Excerpt from a dataset
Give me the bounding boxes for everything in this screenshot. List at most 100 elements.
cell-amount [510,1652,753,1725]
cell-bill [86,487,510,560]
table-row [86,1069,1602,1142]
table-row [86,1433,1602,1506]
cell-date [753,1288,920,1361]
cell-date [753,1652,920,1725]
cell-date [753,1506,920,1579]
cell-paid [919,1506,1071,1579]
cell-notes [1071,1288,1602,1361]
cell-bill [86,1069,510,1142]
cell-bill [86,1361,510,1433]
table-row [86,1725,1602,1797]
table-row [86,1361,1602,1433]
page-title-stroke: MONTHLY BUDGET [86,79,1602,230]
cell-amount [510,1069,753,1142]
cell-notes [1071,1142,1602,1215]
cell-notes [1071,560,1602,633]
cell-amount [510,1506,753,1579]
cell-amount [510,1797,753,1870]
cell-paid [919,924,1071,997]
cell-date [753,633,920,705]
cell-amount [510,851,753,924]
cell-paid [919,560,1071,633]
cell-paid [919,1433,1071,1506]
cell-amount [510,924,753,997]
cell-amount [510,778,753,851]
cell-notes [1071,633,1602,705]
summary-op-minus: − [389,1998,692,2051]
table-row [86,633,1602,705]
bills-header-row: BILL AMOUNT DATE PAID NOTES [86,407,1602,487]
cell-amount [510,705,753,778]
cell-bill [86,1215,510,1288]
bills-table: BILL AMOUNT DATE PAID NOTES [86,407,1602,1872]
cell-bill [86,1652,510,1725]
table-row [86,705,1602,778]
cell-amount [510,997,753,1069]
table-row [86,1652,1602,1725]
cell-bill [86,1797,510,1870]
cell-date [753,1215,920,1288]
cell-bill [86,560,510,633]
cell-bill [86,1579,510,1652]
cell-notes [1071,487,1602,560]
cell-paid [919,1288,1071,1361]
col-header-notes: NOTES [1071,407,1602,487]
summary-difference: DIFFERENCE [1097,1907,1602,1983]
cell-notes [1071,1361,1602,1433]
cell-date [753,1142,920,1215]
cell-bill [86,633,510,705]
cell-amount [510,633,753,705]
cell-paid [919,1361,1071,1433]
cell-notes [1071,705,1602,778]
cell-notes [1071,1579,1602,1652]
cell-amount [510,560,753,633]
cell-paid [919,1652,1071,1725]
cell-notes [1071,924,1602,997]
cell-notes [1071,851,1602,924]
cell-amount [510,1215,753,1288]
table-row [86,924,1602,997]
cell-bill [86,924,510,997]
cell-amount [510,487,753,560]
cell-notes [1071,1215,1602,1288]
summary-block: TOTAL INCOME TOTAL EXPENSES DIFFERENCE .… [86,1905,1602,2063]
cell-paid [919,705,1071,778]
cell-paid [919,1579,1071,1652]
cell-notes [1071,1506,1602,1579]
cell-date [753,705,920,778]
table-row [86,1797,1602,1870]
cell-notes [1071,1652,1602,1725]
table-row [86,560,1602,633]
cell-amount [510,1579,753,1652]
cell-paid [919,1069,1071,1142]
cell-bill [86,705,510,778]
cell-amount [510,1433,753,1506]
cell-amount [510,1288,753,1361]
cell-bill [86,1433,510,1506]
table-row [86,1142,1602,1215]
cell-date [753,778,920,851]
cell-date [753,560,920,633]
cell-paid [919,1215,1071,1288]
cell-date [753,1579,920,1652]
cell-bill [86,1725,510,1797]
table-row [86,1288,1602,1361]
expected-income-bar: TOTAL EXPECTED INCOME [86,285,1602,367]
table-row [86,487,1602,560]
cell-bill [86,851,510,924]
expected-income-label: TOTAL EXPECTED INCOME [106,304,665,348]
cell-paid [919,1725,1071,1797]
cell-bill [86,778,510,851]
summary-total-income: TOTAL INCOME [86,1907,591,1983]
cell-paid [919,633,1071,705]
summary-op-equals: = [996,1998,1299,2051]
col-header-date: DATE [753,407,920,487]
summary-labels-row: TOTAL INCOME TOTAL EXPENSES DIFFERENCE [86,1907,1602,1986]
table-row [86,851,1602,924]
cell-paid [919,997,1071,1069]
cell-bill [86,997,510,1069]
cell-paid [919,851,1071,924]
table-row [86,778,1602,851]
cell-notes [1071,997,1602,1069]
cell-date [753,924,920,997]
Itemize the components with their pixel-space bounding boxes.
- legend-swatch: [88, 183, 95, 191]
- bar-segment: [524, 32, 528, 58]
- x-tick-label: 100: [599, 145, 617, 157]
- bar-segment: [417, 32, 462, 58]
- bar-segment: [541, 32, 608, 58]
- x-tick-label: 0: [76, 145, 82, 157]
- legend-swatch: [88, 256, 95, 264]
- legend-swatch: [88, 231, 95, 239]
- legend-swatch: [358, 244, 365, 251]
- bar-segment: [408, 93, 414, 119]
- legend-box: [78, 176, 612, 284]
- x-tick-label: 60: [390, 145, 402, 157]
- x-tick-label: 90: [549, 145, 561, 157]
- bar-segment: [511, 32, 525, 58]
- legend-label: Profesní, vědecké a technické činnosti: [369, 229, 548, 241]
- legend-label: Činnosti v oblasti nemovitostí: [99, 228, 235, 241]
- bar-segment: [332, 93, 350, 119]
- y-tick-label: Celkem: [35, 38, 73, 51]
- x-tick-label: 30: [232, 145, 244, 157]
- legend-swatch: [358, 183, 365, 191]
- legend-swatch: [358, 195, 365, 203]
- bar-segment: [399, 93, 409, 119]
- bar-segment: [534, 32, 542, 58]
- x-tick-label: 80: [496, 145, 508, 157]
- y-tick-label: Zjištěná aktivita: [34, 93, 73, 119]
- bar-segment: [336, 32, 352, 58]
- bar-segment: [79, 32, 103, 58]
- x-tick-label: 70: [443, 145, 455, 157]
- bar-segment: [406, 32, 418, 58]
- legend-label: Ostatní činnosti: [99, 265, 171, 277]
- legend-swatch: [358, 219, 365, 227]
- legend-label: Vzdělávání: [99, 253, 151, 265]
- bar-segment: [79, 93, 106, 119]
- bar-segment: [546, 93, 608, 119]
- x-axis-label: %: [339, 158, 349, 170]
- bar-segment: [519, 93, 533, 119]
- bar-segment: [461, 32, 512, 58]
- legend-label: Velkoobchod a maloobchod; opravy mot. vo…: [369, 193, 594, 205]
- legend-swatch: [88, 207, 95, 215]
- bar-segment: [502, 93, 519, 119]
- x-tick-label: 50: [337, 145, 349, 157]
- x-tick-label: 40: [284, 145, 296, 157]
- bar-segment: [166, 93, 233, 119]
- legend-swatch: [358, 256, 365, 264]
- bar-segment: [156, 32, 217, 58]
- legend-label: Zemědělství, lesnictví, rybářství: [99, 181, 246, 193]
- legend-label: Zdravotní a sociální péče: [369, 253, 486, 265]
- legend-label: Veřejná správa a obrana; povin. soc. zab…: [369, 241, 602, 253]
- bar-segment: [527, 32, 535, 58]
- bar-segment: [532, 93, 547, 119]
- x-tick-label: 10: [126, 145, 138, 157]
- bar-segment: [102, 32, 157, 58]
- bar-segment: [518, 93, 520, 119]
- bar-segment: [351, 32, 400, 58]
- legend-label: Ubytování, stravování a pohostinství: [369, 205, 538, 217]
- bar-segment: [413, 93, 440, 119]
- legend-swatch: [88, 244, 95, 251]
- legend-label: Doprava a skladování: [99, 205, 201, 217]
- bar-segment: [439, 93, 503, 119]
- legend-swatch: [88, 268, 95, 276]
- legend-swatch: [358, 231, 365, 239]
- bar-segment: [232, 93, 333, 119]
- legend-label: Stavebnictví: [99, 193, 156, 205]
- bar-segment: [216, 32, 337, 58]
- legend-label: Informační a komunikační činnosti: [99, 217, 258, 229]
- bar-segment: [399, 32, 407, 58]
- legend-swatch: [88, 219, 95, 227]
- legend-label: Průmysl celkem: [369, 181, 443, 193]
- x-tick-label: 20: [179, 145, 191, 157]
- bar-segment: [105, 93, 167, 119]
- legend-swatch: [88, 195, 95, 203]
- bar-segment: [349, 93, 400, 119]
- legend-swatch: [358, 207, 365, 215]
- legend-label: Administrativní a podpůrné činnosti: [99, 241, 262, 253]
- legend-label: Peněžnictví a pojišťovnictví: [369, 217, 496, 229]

▶ _STATED GOAL_: Could you list the stretch from the first line of the excerpt through the line containing "cell-amount [510,1069,753,1142]" as a numbered list, with any blank lines left out?

▶ _WRITTEN SOLUTION_:
1. Give me the bounding boxes for everything in this screenshot. List at most 100 elements.
2. cell-amount [510,1652,753,1725]
3. cell-bill [86,487,510,560]
4. table-row [86,1069,1602,1142]
5. table-row [86,1433,1602,1506]
6. cell-date [753,1288,920,1361]
7. cell-date [753,1652,920,1725]
8. cell-date [753,1506,920,1579]
9. cell-paid [919,1506,1071,1579]
10. cell-notes [1071,1288,1602,1361]
11. cell-bill [86,1069,510,1142]
12. cell-bill [86,1361,510,1433]
13. table-row [86,1725,1602,1797]
14. table-row [86,1361,1602,1433]
15. page-title-stroke: MONTHLY BUDGET [86,79,1602,230]
16. cell-amount [510,1069,753,1142]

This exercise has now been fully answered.